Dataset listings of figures
■ ■ ■ ■

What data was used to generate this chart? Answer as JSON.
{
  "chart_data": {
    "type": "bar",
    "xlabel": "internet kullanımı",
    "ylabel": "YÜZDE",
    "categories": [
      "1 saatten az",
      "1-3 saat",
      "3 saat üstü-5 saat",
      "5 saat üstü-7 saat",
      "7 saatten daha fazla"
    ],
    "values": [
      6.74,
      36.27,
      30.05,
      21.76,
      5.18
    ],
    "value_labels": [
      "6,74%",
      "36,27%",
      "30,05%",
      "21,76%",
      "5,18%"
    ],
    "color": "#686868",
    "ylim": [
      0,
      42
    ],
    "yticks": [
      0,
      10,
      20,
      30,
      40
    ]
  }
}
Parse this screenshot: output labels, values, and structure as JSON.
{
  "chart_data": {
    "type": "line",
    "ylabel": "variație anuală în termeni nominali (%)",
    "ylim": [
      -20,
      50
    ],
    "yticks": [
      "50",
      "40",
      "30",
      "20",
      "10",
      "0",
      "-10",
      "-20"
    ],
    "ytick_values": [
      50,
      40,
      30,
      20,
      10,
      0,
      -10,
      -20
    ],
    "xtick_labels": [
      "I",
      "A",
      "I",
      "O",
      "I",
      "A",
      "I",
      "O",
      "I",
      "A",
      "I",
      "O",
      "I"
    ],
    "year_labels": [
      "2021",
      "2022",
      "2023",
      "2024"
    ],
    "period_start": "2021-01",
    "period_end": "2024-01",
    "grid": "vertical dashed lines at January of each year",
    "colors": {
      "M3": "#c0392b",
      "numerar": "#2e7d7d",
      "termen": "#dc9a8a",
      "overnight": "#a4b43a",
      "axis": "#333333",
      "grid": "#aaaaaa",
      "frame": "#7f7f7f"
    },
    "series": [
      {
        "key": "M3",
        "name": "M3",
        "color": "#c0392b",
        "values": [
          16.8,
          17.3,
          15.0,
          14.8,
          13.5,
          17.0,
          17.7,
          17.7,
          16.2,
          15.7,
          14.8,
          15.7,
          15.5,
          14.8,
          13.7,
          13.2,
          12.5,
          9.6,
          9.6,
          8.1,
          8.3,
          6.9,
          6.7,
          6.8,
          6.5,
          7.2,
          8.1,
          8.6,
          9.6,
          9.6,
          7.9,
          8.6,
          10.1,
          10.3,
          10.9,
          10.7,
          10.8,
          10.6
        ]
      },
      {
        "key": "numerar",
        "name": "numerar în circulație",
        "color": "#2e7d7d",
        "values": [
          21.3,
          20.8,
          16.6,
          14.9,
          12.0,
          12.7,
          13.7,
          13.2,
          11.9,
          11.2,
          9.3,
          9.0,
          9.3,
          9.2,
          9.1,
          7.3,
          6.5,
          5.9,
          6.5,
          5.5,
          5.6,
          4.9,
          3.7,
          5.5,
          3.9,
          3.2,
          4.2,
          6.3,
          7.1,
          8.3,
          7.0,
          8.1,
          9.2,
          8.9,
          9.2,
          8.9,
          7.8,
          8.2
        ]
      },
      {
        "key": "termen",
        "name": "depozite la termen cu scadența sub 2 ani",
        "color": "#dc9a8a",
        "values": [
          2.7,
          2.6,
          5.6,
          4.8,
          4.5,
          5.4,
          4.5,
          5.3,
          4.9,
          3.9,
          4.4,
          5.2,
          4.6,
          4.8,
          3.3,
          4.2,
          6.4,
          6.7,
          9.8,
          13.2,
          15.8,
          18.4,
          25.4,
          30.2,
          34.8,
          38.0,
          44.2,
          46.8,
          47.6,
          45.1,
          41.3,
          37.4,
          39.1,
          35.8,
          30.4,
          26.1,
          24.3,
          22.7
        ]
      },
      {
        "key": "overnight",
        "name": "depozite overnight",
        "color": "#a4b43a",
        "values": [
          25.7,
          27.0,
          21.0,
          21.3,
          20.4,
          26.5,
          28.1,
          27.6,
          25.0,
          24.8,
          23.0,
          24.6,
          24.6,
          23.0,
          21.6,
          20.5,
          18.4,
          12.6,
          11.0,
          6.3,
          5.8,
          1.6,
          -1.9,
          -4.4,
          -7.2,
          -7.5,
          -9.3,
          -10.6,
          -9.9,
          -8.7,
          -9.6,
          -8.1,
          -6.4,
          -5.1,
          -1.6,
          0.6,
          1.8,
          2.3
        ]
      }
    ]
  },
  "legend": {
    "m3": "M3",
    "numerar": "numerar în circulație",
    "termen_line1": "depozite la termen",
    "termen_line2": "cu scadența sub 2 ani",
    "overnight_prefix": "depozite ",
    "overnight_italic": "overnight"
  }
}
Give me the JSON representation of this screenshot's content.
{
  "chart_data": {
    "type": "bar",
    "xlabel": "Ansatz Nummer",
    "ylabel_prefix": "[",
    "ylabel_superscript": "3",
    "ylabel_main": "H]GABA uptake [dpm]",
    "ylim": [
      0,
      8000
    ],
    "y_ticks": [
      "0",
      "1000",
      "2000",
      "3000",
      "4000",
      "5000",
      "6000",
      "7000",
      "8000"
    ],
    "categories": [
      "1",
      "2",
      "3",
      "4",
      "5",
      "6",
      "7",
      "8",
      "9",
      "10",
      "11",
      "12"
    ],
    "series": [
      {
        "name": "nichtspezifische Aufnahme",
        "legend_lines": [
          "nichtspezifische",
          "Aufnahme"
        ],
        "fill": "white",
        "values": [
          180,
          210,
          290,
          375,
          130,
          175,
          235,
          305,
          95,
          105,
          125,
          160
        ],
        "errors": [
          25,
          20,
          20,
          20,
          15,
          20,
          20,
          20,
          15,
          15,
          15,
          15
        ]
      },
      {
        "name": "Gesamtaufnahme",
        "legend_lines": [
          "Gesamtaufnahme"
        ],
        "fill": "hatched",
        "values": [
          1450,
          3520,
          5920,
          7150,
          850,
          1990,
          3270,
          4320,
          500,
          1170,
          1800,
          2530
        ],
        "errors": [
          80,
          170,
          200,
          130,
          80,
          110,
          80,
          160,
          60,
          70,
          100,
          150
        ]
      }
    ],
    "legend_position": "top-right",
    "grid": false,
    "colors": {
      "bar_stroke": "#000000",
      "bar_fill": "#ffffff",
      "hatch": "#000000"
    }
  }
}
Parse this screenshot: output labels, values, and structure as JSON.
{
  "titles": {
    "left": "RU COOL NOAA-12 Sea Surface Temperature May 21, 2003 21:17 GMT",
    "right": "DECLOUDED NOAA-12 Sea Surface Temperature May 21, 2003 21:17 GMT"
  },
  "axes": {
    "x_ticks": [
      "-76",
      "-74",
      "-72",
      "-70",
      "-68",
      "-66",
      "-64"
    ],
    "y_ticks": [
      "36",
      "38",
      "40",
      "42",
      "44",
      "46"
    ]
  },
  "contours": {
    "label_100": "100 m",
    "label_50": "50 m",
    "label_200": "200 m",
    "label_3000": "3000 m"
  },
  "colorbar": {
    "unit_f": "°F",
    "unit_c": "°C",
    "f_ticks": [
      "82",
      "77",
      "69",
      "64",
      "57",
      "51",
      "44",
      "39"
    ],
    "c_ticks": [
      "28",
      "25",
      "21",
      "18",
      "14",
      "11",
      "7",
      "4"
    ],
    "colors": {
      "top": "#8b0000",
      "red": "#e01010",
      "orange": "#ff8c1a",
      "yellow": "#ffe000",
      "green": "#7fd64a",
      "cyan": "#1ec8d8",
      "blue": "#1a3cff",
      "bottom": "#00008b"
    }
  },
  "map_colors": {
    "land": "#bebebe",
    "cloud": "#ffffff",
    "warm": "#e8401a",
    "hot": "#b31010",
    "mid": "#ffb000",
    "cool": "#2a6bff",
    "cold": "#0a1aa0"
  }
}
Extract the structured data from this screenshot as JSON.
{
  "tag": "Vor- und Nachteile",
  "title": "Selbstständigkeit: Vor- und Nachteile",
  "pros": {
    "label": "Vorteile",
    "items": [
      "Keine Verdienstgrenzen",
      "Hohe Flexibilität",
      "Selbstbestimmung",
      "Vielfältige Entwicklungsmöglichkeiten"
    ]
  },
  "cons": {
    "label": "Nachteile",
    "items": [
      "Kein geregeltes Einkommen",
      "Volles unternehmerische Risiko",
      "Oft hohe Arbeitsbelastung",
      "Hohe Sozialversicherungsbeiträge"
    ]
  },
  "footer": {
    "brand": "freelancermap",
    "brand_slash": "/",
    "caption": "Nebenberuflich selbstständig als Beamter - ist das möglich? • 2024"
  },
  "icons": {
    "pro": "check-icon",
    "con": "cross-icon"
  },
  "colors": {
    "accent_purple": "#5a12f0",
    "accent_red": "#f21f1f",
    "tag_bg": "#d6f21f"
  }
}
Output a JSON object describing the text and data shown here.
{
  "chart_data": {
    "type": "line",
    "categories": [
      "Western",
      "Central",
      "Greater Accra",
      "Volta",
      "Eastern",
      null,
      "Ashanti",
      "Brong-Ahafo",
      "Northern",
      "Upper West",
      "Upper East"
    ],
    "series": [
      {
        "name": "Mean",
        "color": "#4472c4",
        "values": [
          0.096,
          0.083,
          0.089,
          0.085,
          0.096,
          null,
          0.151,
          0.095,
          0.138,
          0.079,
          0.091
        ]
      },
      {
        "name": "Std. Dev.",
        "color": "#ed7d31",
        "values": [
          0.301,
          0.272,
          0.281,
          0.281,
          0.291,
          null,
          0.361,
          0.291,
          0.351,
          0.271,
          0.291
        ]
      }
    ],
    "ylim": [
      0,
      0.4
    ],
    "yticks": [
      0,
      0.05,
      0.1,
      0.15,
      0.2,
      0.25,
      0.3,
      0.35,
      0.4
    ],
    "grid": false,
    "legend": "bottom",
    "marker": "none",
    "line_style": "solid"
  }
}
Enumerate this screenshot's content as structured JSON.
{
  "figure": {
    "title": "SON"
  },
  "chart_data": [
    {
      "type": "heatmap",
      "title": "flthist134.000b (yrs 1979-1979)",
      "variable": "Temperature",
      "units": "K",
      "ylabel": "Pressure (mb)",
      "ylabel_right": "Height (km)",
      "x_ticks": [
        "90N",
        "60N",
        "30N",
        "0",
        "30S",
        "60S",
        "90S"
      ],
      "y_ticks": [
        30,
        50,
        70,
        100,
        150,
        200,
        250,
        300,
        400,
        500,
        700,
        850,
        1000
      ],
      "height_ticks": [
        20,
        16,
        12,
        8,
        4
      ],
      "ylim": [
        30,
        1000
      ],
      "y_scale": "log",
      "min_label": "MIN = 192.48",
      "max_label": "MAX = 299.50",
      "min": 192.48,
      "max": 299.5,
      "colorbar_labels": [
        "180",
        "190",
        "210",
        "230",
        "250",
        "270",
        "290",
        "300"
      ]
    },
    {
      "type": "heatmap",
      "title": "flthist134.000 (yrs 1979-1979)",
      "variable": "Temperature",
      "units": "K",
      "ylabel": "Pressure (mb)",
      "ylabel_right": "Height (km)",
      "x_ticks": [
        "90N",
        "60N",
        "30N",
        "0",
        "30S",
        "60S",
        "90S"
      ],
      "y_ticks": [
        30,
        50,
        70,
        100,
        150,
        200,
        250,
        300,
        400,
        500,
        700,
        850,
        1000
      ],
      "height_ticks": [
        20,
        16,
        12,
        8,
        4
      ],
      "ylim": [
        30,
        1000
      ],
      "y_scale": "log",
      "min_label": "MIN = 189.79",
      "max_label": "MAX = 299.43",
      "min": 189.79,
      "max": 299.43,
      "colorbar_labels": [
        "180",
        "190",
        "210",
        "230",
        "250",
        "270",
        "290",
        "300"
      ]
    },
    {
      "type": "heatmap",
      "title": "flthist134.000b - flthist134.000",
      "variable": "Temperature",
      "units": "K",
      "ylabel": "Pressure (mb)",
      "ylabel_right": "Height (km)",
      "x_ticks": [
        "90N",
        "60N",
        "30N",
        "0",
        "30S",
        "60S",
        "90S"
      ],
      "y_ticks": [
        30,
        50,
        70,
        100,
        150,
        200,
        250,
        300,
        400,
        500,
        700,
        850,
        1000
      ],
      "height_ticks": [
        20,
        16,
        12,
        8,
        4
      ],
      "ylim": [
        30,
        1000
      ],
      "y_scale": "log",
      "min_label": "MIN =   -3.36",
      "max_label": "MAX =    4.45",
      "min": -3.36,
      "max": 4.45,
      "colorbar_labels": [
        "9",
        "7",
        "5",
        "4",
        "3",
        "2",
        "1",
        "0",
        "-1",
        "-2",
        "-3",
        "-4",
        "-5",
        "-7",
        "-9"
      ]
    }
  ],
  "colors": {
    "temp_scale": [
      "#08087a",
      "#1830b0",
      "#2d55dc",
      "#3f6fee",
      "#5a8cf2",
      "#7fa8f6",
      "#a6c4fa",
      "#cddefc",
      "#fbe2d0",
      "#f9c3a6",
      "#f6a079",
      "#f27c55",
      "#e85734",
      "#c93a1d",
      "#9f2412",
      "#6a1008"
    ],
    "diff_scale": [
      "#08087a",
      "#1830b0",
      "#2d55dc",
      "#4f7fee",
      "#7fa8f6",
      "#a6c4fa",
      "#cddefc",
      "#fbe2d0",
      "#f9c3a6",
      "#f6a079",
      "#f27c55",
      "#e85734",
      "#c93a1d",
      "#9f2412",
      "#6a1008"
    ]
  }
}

■ ■ ■ ■

- Problem: From the entries above, copy every line that holds the word "screenshot".

- Solution to the problem:
Parse this screenshot: output labels, values, and structure as JSON.
Give me the JSON representation of this screenshot's content.
Parse this screenshot: output labels, values, and structure as JSON.
Extract the structured data from this screenshot as JSON.
Enumerate this screenshot's content as structured JSON.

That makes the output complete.